## [ЦИТИРУЕМЫЙ ТЕКСТ]

_ _ _ _ _ _ _

С. Зенкин
Опубликовано в журнале НЛО, номер 1, 2001
Филология в нашей стране сегодня находится в положении ослабелой империи, чьи соседи, осмелев, со всех сторон теснят и донимают ее набегами. На нее взирают свысока поднаторевшие в новейшей западной мудрости философы; ее критикуют за ненаучность социологи массовой культуры; к ее ревизии призывают историки, пеняя ей за ничем не оправданный логоцентризм, за отрыв письменных текстов от порождающего и развивающего их внетекстуального процесса. Многие профессиональные филологи — кто более, кто менее осознанно — и сами изменяют одряхлевшей державе, эмигрируя на иные, сулящие больший успех территории: главным образом в ту же историю, политическую, идеологическую, биографическую, бытовую… В этой междисциплинарной миграции некоторые усматривают усвоение уроков американского «нового историзма».
За антифилологической реакцией скрывается проблематизация некоторых фундаментальных предпосылок историко-культурных исследований, вошедших в плоть отечественной науки.
У филологии, то есть, как гласит этимология, «любовного» обращения с вербальным текстом, есть две традиционных задачи, два противоположных движущих импульса — исторический и аксиологический. С одной стороны, занимаясь эдиционной выверкой текстов и описывая смену их вариантов, филология реализует себя как дисциплину, «чьей главной функцией является вводить в изучение текстов их историческое измерение»1; с другой стороны, такое изучение традиционно применяется только к каноническим произведениям, то есть филология самым фактом рассмотрения некоторого текста или автора неявно фиксирует, подтверждает его высокий ценностный статус. Эти две задачи расходятся: историческое исследование не может, оставаясь в строго научных рамках, обосновывать какие-либо оценки, а всякий классический канон «стремится быть внеисторическим» 2. Даже когда филология берется комментировать, то есть толковать смысл текстов, ей для этого приходится осуществлять неявный отбор «осмысленного» культурного материала. В самом деле, основным приемом филологического анализа являются поиски интертекстуальных связей и внетекстуальных прототипов, но и то и другое оправданно, интересно искать лишь при условии, что круг поисков заведомо ограничен и более или менее знаком, — в противном случае комментирование уходит в дурную бесконечность «случайных» обстоятельств, которые лишены ценностной значимости и ничего нам не говорят. Если мы установим, что какой-то текст, фрагмент или структура в нем отсылают к некоему другому тексту, о котором мы больше ровно ничего не знаем и не узнаем никогда (допустим, к уничтоженному письму или нигде более не зафиксированному разговору), то поиски не просто прекращаются за исчерпанностью источников, но для понимания исходного текста они, собственно, ничего и не дали — разве что установили сам факт интертекстуальной переклички, факт банальный, ибо, по современным воззрениям, все тексты по сути своей интертекстуальны.

_ _ _ _ _ _ _

## [ПРЕДОСТАВЛЕННЫЕ СТРОКИ]

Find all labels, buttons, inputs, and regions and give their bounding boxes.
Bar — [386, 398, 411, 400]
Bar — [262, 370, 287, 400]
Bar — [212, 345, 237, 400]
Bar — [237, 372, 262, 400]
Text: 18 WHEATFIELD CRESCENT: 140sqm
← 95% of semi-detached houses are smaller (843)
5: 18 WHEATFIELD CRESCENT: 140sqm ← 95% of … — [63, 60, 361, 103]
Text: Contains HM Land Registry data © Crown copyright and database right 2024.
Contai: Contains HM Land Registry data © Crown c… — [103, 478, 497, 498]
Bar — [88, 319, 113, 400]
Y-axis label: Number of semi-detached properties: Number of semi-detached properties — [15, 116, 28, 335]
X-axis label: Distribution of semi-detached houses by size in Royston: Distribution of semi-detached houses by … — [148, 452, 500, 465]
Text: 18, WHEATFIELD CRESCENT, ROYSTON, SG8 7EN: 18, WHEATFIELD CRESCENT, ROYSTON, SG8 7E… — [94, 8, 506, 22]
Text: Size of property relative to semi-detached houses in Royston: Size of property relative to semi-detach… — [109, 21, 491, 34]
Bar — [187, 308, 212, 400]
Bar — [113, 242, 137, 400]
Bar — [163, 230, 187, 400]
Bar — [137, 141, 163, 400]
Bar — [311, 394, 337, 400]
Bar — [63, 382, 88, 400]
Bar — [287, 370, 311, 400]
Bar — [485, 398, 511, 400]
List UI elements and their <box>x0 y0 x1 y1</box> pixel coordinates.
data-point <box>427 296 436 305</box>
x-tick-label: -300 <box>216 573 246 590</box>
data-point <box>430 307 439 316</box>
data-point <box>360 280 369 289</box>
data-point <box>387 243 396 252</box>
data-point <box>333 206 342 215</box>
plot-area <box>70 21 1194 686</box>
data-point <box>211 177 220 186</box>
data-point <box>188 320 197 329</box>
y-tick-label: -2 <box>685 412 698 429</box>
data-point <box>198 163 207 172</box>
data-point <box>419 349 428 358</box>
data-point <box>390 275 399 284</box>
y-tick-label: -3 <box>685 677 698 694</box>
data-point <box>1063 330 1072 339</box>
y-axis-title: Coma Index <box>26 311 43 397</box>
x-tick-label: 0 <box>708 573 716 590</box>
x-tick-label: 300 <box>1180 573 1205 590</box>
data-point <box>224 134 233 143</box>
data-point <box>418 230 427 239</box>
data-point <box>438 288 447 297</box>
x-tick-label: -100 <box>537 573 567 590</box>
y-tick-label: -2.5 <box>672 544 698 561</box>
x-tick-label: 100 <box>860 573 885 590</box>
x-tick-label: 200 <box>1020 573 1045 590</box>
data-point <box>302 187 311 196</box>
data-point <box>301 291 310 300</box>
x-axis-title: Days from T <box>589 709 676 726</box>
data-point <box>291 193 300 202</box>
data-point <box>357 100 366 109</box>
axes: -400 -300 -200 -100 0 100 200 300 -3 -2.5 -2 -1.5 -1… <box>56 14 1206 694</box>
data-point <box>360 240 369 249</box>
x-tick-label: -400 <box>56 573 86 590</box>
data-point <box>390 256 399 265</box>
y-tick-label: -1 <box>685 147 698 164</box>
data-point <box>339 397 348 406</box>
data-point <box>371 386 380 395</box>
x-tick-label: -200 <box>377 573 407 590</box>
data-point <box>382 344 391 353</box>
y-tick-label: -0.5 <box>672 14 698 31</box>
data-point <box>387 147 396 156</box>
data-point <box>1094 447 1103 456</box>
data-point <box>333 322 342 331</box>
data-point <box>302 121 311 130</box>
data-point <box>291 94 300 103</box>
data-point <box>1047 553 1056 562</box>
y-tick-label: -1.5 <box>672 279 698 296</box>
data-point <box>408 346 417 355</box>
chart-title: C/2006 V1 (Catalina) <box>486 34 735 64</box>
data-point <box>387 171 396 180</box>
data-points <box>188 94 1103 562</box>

_ _ _ _ _ _ _

## [ОПИСАНИЕ ЗАДАНИЯ]
Подхватите рассуждение о положении филологии и продолжите его сразу после последнего предложения.

## [РЕЗУЛЬТАТ]
Своей нормативно-селективной функцией филология смыкается с такими культурными институтами, как риторика (например, во Франции) или политическая идеология (например, в нашей стране). Упрощая задачу, соблазнительно сразу же расставить свои собственные оценки: историческую ипостась филологии оценить положительно за «научность», а аксиологическую — отрицательно, как наследие идеологической закрепощенности. На самом деле все обстоит сложнее.
Прежде всего, престиж филологии в советской культуре был обусловлен именно относительной слабостью идеологического давления, которое она переживала. Научная история культуры развивалась в СССР на основе филологии, а не на основе истории как таковой, слишком придушенной властью, чтобы быть способной к живому росту. Одновременно и традиционная, хотя бы и полемическая, привязанность русской культуры к государственной власти заставляла централизованно структурировать предмет историко-культурной науки: культура мыслилась иерархически, как достояние узкого, иногда даже очень узкого круга людей, чьи дискурсы и дискурсивные продукты замещают собой весь массив духовной жизни «молчаливого большинства». В той же Франции научная эволюция в те же годы шла иначе: филологическое литературоведение, выдержав натиск структуралистской лингвистики и частично ассимилировав ее в форме поэтики, вернулось к привычной для себя рутинной практике — более или менее тавтологическому толкованию и риторическому комментированию («разъяснению») текста, а широким исследованием истории культуры, или «истории ментальностей», занимаются в основном историки, благо до сих пор существует мощная традиция «Анналов». У нас историко-культурные методы школы «Анналов», несмотря на героические усилия А.Я. Гуревича, так и не прижились органично, до сих пор скорее отторгаются как пережитки старинных народнических заблуждений. В дискуссиях русских филологов приверженец социально-исторического позитивизма оказывается в положении комического дурака, пристающего к людям с идиотскими вопросами — «а как обстояло дело в более широких кругах культуры?», «а какие статистические данные можно привести в подтверждение данной тенденции?» И конечно же, ни о каких статистических подтверждениях и широких обследованиях речи не идет: изучаются в принципе уникальные, «штучные» события и факты, подобно тому как государственная история считается единично-безвариантной и «не имеющей сослагательного наклонения».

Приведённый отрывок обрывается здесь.